§ Sezione del documento
- - - - -

“Romanzo senza umani” di Paolo Di Paolo

“Romanzo senza umani” di Paolo Di Paolo

Candidato al Premio Strega 2024, “Romanzo senza umani” di Paolo Di Paolo è tra i dodici libri finalisti del più prestigioso riconoscimento letterario italiano.

A diverso avviso del titolo stiamo per disquisire su un contenuto fortemente ancorato a una connessione spirituale di valore superiore rispetto a un ordinario contatto di esili particelle emozionali. All’umano recipiente di funzioni che precipitano nella mediocrità sotto la dittatura del tempo non resta che contare sulla memoria generosa di eredità in giro per ricordi e rimpianti.

Il passato già congelato all’eterno chiede di mutare la distanza individuata in un lago di secoli fa, una lastra di ghiaccio senza umani ma forse serva fedele di un’impronta. Siamo stati e saremo, chiederlo a chi e perché, la domanda pone perplessità alla memoria distratta dall’inganno del tempo.

Il vissuto di un uomo viene scandagliato attraverso la similitudine con un evento naturale datato. La storia si adopera in un monitoraggio dello scompiglio interiore quando l’io non è certo di essere stato memoria felice per sé e per gli altri.

A quel lago Mauro Barbi, il protagonista della storia, storico di professione, ha dedicato intensi anni di studio, in special modo della glaciazione del 1573 (nel corso della quale il Lago di Costanza gelò). Adesso, lontano dai libri e dalle acque sottoposte alle manomissioni del clima, Mauro è un uomo nudo che interroga il passato sui dettagli in grado di far volgere lo sguardo all’io più recente.

C’è uno ieri abilitato al ricordo, con questo impegno la mente si affanna alla ricerca di chi o cosa ha condiviso il suo tempo. Sebbene l’analisi spazio temporale faccia riferimento a un calendario scaduto, l’indagine personale inoltrata dopo anni e anni di ricerche scientifiche si concentra sui probabili testimoni della sua storia di vita. Alcuni nomi vengono affidati a fogli responsabili di riunire almeno sulla carta un insieme ingiallito. L’estenuante ricerca lo condurrà in una dimensione parallela alla storia non individuale bensì dell’intera collettività.

- - - - -

§ Elenco dei dati
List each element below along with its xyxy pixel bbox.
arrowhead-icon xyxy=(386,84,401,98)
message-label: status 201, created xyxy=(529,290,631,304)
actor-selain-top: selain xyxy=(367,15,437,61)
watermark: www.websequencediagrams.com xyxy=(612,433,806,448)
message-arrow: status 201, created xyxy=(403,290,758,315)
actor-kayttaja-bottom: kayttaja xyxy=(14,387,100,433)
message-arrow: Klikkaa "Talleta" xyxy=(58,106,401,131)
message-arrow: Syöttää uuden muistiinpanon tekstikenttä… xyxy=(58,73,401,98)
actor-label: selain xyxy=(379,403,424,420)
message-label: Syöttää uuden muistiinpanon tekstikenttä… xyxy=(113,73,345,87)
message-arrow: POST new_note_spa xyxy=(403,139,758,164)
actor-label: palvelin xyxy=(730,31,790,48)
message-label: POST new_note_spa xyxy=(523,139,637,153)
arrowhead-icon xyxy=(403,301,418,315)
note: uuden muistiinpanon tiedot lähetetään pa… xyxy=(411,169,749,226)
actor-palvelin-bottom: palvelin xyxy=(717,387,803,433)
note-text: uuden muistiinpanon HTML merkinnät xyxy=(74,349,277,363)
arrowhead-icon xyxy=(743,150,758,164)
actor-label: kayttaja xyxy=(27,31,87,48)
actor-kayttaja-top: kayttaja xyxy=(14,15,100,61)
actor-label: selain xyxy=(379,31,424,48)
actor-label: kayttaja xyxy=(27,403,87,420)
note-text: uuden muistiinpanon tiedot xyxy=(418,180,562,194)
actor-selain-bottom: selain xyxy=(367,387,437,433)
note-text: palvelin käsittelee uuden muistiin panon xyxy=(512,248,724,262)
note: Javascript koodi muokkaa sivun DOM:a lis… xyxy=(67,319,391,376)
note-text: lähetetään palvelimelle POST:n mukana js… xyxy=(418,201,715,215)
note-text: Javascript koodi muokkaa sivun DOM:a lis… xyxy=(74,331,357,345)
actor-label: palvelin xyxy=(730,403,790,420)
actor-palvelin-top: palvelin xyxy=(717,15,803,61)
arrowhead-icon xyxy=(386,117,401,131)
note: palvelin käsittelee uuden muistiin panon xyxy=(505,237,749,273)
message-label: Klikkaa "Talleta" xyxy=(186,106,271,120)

- - - - -

§ Compiti da svolgere
1. Secondo la recensione di “Romanzo senza umani”, in quale anno gelò il Lago di Costanza?
2. Scrivi il seguito della recensione di “Romanzo senza umani”, riprendendo subito dopo l'ultima frase.
Il materiale non è necessario.

§ Risposte fornite
1. Il Lago di Costanza gelò nel 1573.

2.
Ormai libero dai suoi studi, l’esperienza del viaggio conferma in Mauro la relazione a distanza con il suo presente “senza umani”.

È un uomo solo, interrogato dal suo “adesso” sui rapporti abbandonati a metà nella prima parte del viaggio che l’ha voluto in questa vita. Sgomento da questa verità dà inizio all’affannosa ricerca sulle radici del tempo andato a male. Chiede, scrive, ascolta voci di persone che non sono mai appartenute alla sua vita, rincorre il passato tradotto nell’ oggi “senza umani”. Un percorso concentrato sugli studi il suo, una conseguenza degli anni vissuti nell’indifferenza verso il genere umano. Un comportamento che ha perso di vista l’urgenza del tempo.



I climi della nostra vita disegnano una radiografia della nostra esistenza in cui le tempeste, gli acquazzoni, gli inverni lugubri o le estati torride possono essere ricondotti alle palpitazioni sentimentali. Allora siamo stati vivi perché abbiamo vissuto nella nostra vita l’estremismo climatico, che poi rimpiangiamo nel tempo di quiete e di bonaccia, ma se la vita fosse una lunga giornata di primavera sarebbe anche noiosa“.

Sul binario parallelo agli studi dei cambiamenti climatici, il centro della narrazione si rende disponibile a fare da metafora alle stagioni della nostra vita. Le lastre di ghiaccio si rivelano  schermo nemico del clima necessario alla nostra esistenza. Senza di esso il raggio di luce busserà mille volte senza trovare il nuoto di un umano in un lago limpido e trasparente.

In un contesto che recita il movente della pioggia di emozioni, l’emotività si impossessa del tempo che resta sciogliendo uno dopo l’altro i nodi virtuali delle assenze che non danno pace al cuscino. Anna, Susanna, Consuelo, Sofia, sono tutte meteore seguaci della clessidra fantasma sotto la sovranità del tempo. Donne che Mauro ha amato a metà, in linea con il primo tempo di un film a colori poi deportato negli anni asserviti al bianco e al nero.

Le donne si ricorderanno di lui? Che senso ha avuto la collezione di incontri se nelle coscienze resterai sbiadito come una cartolina del secolo che diventò maggiorenne?

Tendiamo a impostare il racconto della memoria per assecondare le nostre esigenze, ma se fermassimo qualcuno che ha fatto parte della nostra vita e gli chiedessimo: che cosa ti ricordi di me? La risposta potrebbe essere spiazzante perché il dettaglio impresso potrebbe essere quello meno prevedibile“.

Siamo al cospetto di rapporti distratti dall’intimità egoista che nulla vuole se non l’immagine ovunque di un sé.

Come un acquazzone in primavera torna e ritorna l’approfondimento storico dell’era glaciale sempre più metafora dell’inverno umano a oltranza. Quale parallelismo migliore della stagione ombrosa che, prodiga di grigi assemblati al nero letale, ha negato libertà alla sfera introspettiva di un uomo?

Paolo Di Paolo ha con sé l’elastico addestrato al lancio delle emozioni su lastre di ghiaccio aspettando che un nuovo specchio d’acqua sia riflesso di un domani più umano.